┌──

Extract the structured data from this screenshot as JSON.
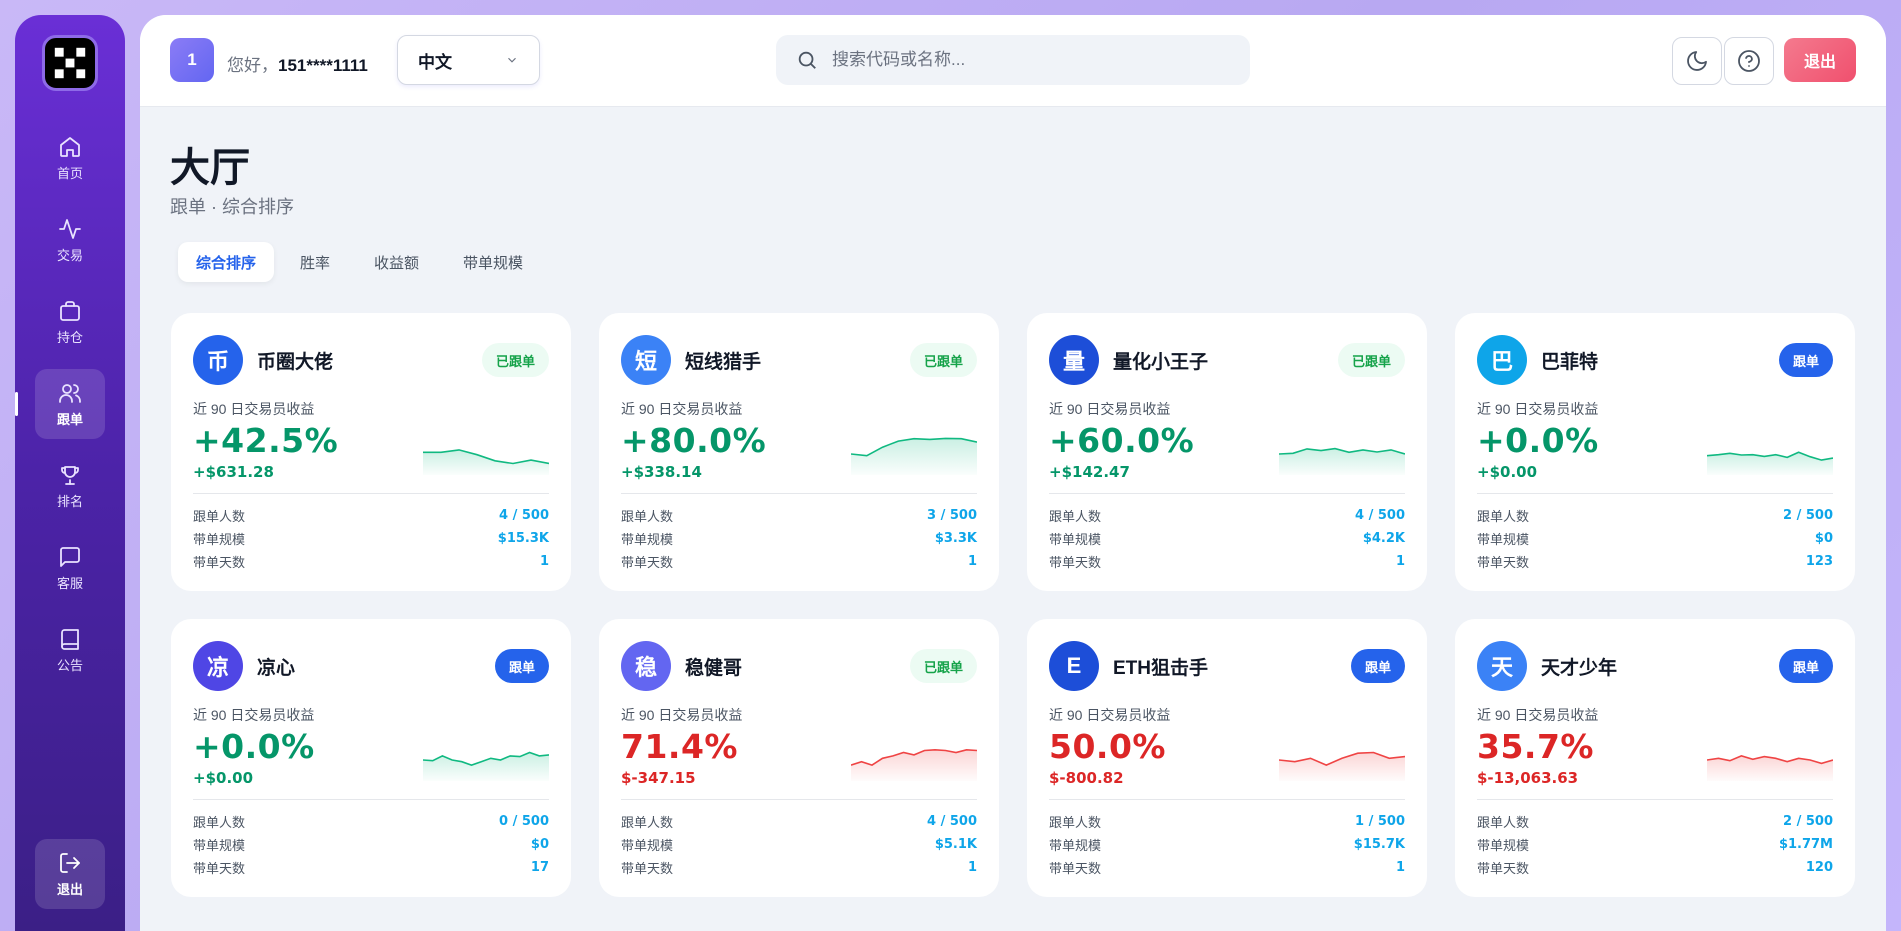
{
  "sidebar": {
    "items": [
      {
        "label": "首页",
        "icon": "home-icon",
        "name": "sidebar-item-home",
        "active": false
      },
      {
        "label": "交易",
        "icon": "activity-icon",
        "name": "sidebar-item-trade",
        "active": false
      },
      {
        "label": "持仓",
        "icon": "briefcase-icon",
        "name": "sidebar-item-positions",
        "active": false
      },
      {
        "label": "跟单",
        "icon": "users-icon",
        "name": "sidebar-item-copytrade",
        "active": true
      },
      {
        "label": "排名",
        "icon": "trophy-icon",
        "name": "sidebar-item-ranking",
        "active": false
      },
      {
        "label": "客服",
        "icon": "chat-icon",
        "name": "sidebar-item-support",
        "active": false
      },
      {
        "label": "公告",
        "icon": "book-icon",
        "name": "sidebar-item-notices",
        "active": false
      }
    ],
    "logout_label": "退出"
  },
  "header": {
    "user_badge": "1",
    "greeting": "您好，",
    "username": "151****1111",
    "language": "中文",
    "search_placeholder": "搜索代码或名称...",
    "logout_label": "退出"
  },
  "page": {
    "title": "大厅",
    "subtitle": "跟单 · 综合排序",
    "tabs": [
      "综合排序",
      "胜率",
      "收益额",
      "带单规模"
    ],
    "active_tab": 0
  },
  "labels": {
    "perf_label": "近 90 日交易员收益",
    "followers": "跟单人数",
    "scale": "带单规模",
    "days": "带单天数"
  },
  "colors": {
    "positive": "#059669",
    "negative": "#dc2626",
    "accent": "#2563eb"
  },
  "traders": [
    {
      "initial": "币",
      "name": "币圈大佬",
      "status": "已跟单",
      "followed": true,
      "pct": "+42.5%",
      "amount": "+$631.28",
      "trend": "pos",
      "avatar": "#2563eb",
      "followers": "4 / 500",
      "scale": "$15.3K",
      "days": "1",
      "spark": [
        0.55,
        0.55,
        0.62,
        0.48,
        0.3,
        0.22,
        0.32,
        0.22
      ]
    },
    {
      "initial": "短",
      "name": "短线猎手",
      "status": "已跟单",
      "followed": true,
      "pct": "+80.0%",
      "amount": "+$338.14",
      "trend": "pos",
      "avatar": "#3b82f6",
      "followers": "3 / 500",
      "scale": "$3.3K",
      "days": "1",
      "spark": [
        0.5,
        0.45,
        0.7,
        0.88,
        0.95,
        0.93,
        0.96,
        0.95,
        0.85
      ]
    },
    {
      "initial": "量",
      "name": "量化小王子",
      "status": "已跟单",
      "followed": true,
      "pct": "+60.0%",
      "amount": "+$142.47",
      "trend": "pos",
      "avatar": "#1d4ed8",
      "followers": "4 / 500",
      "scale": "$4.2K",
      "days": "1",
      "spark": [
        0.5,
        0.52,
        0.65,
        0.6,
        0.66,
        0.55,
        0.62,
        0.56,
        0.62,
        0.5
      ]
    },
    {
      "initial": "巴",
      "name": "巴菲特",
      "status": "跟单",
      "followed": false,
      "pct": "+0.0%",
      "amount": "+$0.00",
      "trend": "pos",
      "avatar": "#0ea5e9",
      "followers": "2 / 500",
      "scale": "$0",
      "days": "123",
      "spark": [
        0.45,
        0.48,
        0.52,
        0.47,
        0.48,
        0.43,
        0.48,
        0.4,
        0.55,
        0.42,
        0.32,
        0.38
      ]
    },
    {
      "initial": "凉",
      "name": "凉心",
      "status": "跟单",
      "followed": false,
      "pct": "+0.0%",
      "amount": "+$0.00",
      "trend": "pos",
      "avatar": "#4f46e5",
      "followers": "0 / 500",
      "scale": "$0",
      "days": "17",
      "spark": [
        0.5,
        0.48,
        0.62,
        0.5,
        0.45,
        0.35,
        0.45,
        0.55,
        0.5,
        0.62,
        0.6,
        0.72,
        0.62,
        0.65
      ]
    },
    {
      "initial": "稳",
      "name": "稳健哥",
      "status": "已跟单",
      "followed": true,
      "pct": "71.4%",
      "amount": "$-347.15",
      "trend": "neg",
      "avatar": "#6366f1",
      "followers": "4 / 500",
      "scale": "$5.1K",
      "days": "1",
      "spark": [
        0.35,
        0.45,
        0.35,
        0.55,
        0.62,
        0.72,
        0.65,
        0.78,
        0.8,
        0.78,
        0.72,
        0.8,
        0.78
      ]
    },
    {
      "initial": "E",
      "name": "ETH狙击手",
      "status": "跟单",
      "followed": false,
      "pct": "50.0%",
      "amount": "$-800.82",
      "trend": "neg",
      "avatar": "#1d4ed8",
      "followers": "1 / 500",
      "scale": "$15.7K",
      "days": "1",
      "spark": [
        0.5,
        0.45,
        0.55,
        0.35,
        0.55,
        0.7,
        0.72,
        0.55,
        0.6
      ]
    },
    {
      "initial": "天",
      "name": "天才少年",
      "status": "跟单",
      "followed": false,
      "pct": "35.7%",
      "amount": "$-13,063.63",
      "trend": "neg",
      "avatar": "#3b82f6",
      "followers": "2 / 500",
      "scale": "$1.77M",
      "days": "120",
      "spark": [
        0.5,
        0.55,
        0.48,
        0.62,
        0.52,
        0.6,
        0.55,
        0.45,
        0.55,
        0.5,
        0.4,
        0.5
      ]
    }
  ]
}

└──
┌──

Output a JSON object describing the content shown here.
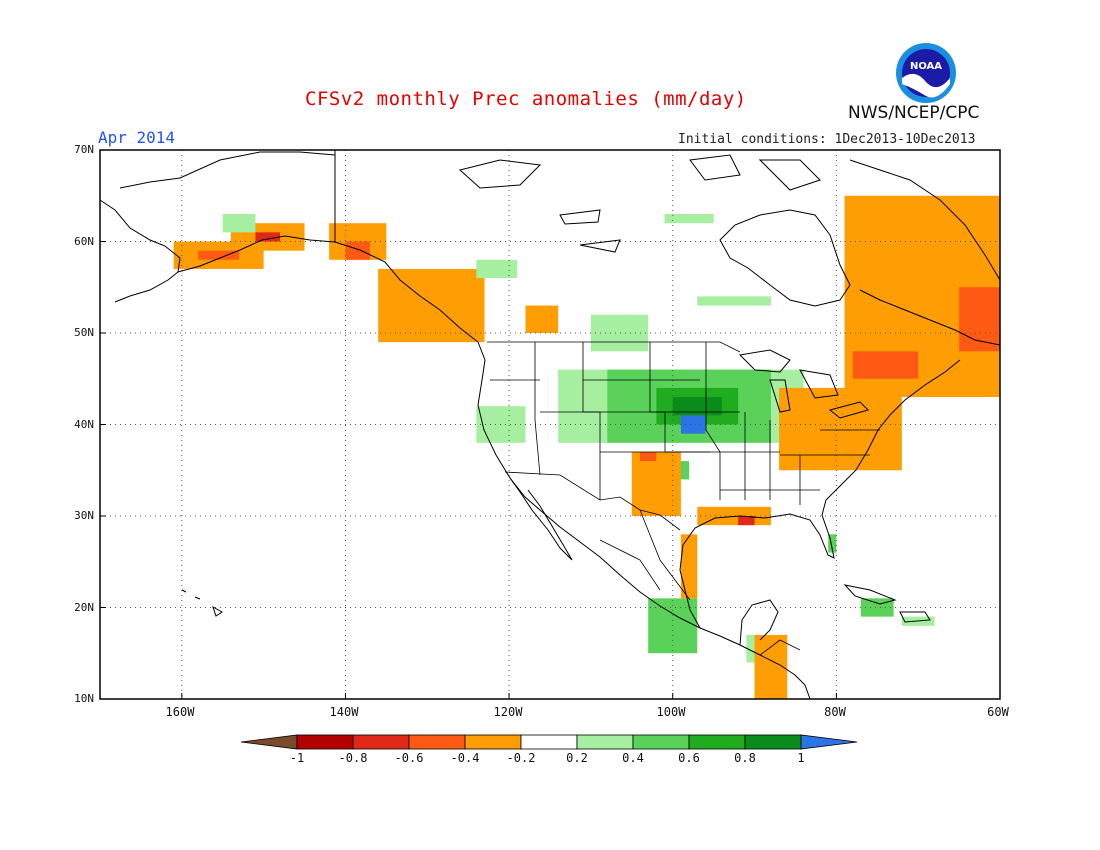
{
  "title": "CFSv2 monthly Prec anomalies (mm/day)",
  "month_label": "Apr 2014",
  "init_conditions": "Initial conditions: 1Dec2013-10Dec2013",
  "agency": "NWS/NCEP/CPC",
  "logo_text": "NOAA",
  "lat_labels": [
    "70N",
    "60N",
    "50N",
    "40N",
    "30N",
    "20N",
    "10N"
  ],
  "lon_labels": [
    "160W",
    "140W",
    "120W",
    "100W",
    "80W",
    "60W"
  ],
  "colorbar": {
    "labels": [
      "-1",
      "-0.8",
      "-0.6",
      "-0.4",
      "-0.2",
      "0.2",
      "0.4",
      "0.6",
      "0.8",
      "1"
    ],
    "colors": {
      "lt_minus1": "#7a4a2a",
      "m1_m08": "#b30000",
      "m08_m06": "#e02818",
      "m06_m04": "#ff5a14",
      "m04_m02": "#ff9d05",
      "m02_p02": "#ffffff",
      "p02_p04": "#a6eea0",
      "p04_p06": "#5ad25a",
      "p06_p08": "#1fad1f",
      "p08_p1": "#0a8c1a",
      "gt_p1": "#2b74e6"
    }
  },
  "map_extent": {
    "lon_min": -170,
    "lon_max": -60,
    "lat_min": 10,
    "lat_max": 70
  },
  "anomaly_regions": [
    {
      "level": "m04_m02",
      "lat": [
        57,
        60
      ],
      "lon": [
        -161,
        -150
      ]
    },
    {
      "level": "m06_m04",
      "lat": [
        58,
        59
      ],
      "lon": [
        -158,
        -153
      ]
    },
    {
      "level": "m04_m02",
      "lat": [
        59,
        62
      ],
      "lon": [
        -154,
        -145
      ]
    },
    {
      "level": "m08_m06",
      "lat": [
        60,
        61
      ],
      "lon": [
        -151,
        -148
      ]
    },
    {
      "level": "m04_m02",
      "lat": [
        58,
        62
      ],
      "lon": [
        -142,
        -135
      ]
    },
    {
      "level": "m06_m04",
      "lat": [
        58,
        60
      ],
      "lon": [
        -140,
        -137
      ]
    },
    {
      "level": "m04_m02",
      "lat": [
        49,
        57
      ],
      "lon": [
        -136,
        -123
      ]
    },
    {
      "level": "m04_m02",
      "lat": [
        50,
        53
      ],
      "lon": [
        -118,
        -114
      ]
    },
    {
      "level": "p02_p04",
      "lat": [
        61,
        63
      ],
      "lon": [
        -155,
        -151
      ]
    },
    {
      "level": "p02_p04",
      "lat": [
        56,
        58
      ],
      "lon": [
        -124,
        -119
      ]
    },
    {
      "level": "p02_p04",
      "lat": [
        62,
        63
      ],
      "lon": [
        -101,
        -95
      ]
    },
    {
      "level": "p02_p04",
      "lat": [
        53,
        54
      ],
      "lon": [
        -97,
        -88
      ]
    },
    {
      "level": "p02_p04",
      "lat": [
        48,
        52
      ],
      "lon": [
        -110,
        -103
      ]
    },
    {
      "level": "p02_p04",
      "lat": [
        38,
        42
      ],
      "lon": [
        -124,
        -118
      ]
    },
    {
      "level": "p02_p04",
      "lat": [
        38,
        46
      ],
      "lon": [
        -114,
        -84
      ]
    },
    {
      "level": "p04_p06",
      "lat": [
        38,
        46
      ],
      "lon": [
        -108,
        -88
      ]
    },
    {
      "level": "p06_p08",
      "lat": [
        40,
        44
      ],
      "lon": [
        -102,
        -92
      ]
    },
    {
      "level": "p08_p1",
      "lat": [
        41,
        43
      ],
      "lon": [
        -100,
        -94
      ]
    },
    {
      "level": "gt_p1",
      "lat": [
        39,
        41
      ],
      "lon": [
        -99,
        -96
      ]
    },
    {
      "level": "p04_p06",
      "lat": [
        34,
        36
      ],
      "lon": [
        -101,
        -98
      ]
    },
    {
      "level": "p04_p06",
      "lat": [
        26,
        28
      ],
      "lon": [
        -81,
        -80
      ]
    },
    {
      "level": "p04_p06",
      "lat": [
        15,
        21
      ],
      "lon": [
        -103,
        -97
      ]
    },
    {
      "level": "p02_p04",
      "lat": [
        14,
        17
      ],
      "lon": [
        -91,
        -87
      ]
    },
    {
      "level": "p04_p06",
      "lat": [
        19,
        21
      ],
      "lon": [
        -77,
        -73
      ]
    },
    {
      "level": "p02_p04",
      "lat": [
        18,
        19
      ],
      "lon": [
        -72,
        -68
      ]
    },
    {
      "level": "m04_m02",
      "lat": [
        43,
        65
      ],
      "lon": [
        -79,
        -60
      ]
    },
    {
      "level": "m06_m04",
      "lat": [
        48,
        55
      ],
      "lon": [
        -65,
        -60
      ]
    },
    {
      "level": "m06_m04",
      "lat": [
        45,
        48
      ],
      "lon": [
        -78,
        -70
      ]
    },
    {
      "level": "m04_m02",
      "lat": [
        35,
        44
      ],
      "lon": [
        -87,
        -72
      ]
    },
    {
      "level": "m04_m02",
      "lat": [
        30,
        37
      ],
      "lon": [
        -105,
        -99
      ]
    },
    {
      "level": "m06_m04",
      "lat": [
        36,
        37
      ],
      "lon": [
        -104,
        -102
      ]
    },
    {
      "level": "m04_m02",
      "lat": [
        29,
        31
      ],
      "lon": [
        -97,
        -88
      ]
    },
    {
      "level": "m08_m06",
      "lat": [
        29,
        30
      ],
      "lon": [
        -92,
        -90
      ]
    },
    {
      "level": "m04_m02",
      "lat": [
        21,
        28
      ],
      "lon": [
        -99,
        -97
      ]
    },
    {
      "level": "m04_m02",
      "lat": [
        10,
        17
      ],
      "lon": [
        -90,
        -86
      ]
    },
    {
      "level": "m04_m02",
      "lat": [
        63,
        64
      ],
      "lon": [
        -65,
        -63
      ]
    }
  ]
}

└──

Return, from the data, each line that has the word "sidebar" in it.

• _COMPLETE RESPONSE_:
  "sidebar": {
        "name": "sidebar-item-home",
        "name": "sidebar-item-trade",
        "name": "sidebar-item-positions",
        "name": "sidebar-item-copytrade",
        "name": "sidebar-item-ranking",
        "name": "sidebar-item-support",
        "name": "sidebar-item-notices",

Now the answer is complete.